** begin Record list **
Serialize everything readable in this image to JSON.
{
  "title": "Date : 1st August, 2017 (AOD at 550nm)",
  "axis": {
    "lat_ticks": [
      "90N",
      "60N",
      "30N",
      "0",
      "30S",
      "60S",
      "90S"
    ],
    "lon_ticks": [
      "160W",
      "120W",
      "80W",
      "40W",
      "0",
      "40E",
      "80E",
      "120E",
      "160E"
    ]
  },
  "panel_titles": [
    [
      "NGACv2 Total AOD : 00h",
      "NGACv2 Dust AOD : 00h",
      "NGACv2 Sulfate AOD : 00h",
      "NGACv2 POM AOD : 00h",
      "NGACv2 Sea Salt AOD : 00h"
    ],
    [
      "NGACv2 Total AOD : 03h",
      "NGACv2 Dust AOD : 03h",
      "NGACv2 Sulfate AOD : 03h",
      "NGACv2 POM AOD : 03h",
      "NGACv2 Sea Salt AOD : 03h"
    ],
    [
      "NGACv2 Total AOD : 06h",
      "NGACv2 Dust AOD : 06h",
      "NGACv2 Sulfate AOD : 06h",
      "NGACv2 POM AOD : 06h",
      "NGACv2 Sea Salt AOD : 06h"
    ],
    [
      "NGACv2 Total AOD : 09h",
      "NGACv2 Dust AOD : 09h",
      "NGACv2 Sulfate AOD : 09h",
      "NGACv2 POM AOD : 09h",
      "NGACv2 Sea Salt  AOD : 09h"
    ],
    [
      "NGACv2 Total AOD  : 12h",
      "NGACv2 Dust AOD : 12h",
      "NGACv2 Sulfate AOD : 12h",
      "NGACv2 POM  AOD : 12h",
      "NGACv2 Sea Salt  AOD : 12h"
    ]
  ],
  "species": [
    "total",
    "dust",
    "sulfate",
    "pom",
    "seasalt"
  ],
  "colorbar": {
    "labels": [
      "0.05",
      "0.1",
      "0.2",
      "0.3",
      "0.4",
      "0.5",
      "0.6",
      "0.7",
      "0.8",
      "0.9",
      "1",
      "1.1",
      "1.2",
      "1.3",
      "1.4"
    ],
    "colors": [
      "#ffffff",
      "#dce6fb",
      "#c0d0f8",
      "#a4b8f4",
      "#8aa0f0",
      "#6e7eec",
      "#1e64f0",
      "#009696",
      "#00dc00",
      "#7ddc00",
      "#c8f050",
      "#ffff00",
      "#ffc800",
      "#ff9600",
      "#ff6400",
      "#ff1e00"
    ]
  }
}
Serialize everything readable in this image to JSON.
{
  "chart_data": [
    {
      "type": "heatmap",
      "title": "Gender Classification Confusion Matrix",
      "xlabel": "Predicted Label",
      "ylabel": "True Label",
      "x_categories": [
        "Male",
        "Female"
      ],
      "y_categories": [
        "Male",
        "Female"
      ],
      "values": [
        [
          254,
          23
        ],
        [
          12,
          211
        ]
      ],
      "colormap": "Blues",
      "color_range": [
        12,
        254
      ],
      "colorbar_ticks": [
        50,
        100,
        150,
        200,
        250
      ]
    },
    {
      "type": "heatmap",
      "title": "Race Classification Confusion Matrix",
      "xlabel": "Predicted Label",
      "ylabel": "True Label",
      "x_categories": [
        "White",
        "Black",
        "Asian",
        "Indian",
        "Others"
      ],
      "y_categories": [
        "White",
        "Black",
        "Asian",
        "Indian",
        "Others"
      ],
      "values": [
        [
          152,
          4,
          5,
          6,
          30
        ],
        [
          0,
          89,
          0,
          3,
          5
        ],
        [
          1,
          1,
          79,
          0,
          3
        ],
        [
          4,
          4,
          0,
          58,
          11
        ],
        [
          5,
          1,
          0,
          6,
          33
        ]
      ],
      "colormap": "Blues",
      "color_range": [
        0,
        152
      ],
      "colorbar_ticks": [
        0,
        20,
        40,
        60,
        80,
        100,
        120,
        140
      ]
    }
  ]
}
** end Record list **
*Task details:* Please repeat the material above, word for word and in full.

*Complete response:*
Serialize everything readable in this image to JSON.
{
  "title": "Date : 1st August, 2017 (AOD at 550nm)",
  "axis": {
    "lat_ticks": [
      "90N",
      "60N",
      "30N",
      "0",
      "30S",
      "60S",
      "90S"
    ],
    "lon_ticks": [
      "160W",
      "120W",
      "80W",
      "40W",
      "0",
      "40E",
      "80E",
      "120E",
      "160E"
    ]
  },
  "panel_titles": [
    [
      "NGACv2 Total AOD : 00h",
      "NGACv2 Dust AOD : 00h",
      "NGACv2 Sulfate AOD : 00h",
      "NGACv2 POM AOD : 00h",
      "NGACv2 Sea Salt AOD : 00h"
    ],
    [
      "NGACv2 Total AOD : 03h",
      "NGACv2 Dust AOD : 03h",
      "NGACv2 Sulfate AOD : 03h",
      "NGACv2 POM AOD : 03h",
      "NGACv2 Sea Salt AOD : 03h"
    ],
    [
      "NGACv2 Total AOD : 06h",
      "NGACv2 Dust AOD : 06h",
      "NGACv2 Sulfate AOD : 06h",
      "NGACv2 POM AOD : 06h",
      "NGACv2 Sea Salt AOD : 06h"
    ],
    [
      "NGACv2 Total AOD : 09h",
      "NGACv2 Dust AOD : 09h",
      "NGACv2 Sulfate AOD : 09h",
      "NGACv2 POM AOD : 09h",
      "NGACv2 Sea Salt  AOD : 09h"
    ],
    [
      "NGACv2 Total AOD  : 12h",
      "NGACv2 Dust AOD : 12h",
      "NGACv2 Sulfate AOD : 12h",
      "NGACv2 POM  AOD : 12h",
      "NGACv2 Sea Salt  AOD : 12h"
    ]
  ],
  "species": [
    "total",
    "dust",
    "sulfate",
    "pom",
    "seasalt"
  ],
  "colorbar": {
    "labels": [
      "0.05",
      "0.1",
      "0.2",
      "0.3",
      "0.4",
      "0.5",
      "0.6",
      "0.7",
      "0.8",
      "0.9",
      "1",
      "1.1",
      "1.2",
      "1.3",
      "1.4"
    ],
    "colors": [
      "#ffffff",
      "#dce6fb",
      "#c0d0f8",
      "#a4b8f4",
      "#8aa0f0",
      "#6e7eec",
      "#1e64f0",
      "#009696",
      "#00dc00",
      "#7ddc00",
      "#c8f050",
      "#ffff00",
      "#ffc800",
      "#ff9600",
      "#ff6400",
      "#ff1e00"
    ]
  }
}
Serialize everything readable in this image to JSON.
{
  "chart_data": [
    {
      "type": "heatmap",
      "title": "Gender Classification Confusion Matrix",
      "xlabel": "Predicted Label",
      "ylabel": "True Label",
      "x_categories": [
        "Male",
        "Female"
      ],
      "y_categories": [
        "Male",
        "Female"
      ],
      "values": [
        [
          254,
          23
        ],
        [
          12,
          211
        ]
      ],
      "colormap": "Blues",
      "color_range": [
        12,
        254
      ],
      "colorbar_ticks": [
        50,
        100,
        150,
        200,
        250
      ]
    },
    {
      "type": "heatmap",
      "title": "Race Classification Confusion Matrix",
      "xlabel": "Predicted Label",
      "ylabel": "True Label",
      "x_categories": [
        "White",
        "Black",
        "Asian",
        "Indian",
        "Others"
      ],
      "y_categories": [
        "White",
        "Black",
        "Asian",
        "Indian",
        "Others"
      ],
      "values": [
        [
          152,
          4,
          5,
          6,
          30
        ],
        [
          0,
          89,
          0,
          3,
          5
        ],
        [
          1,
          1,
          79,
          0,
          3
        ],
        [
          4,
          4,
          0,
          58,
          11
        ],
        [
          5,
          1,
          0,
          6,
          33
        ]
      ],
      "colormap": "Blues",
      "color_range": [
        0,
        152
      ],
      "colorbar_ticks": [
        0,
        20,
        40,
        60,
        80,
        100,
        120,
        140
      ]
    }
  ]
}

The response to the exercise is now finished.